• Given instruction
Without the images, write out the whole listing exactly.

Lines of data
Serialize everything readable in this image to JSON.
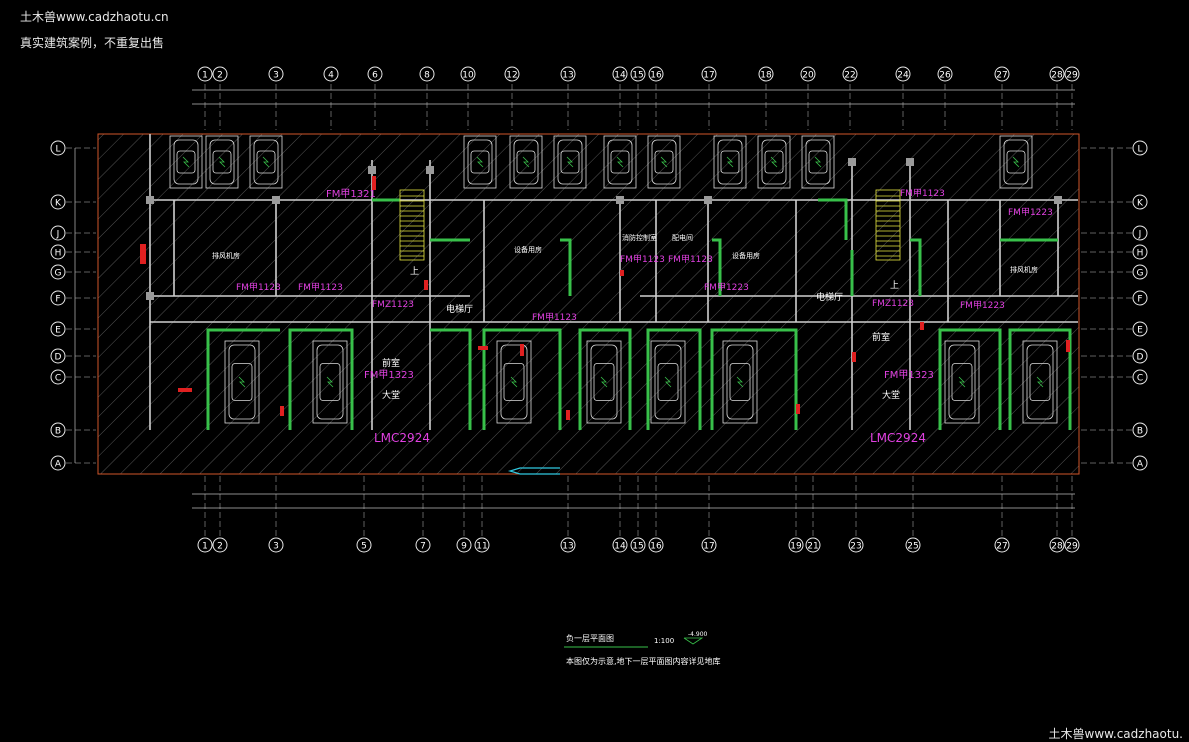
{
  "watermark": {
    "line1": "土木兽www.cadzhaotu.cn",
    "line2": "真实建筑案例，不重复出售",
    "bottom_right": "土木兽www.cadzhaotu."
  },
  "axes": {
    "top": [
      "1",
      "2",
      "3",
      "4",
      "6",
      "8",
      "10",
      "12",
      "13",
      "14",
      "15",
      "16",
      "17",
      "18",
      "20",
      "22",
      "24",
      "26",
      "27",
      "28",
      "29"
    ],
    "bottom": [
      "1",
      "2",
      "3",
      "5",
      "7",
      "9",
      "11",
      "13",
      "14",
      "15",
      "16",
      "17",
      "19",
      "21",
      "23",
      "25",
      "27",
      "28",
      "29"
    ],
    "rows": [
      "L",
      "K",
      "J",
      "H",
      "G",
      "F",
      "E",
      "D",
      "C",
      "B",
      "A"
    ]
  },
  "labels": {
    "door_large": "LMC2924",
    "door_fm1321": "FM甲1321",
    "door_fm1123": "FM甲1123",
    "door_fm1223": "FM甲1223",
    "door_fmz1123": "FMZ1123",
    "door_fmz1123r": "FMZ1123",
    "door_fm1323": "FM甲1323",
    "door_fm1321_v": "FM甲1321",
    "elevator_hall": "电梯厅",
    "front_room": "前室",
    "lobby": "大堂",
    "up": "上",
    "fan_room": "排风机房",
    "pump_room": "设备用房",
    "fire_room": "消防控制室",
    "side_room": "配电间"
  },
  "title": {
    "name": "负一层平面图",
    "scale": "1:100",
    "level": "-4.900",
    "note": "本图仅为示意,地下一层平面图内容详见地库"
  }
}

• Exercise response
Serialize everything readable in this image to JSON.
{
  "watermark": {
    "line1": "土木兽www.cadzhaotu.cn",
    "line2": "真实建筑案例，不重复出售",
    "bottom_right": "土木兽www.cadzhaotu."
  },
  "axes": {
    "top": [
      "1",
      "2",
      "3",
      "4",
      "6",
      "8",
      "10",
      "12",
      "13",
      "14",
      "15",
      "16",
      "17",
      "18",
      "20",
      "22",
      "24",
      "26",
      "27",
      "28",
      "29"
    ],
    "bottom": [
      "1",
      "2",
      "3",
      "5",
      "7",
      "9",
      "11",
      "13",
      "14",
      "15",
      "16",
      "17",
      "19",
      "21",
      "23",
      "25",
      "27",
      "28",
      "29"
    ],
    "rows": [
      "L",
      "K",
      "J",
      "H",
      "G",
      "F",
      "E",
      "D",
      "C",
      "B",
      "A"
    ]
  },
  "labels": {
    "door_large": "LMC2924",
    "door_fm1321": "FM甲1321",
    "door_fm1123": "FM甲1123",
    "door_fm1223": "FM甲1223",
    "door_fmz1123": "FMZ1123",
    "door_fmz1123r": "FMZ1123",
    "door_fm1323": "FM甲1323",
    "door_fm1321_v": "FM甲1321",
    "elevator_hall": "电梯厅",
    "front_room": "前室",
    "lobby": "大堂",
    "up": "上",
    "fan_room": "排风机房",
    "pump_room": "设备用房",
    "fire_room": "消防控制室",
    "side_room": "配电间"
  },
  "title": {
    "name": "负一层平面图",
    "scale": "1:100",
    "level": "-4.900",
    "note": "本图仅为示意,地下一层平面图内容详见地库"
  }
}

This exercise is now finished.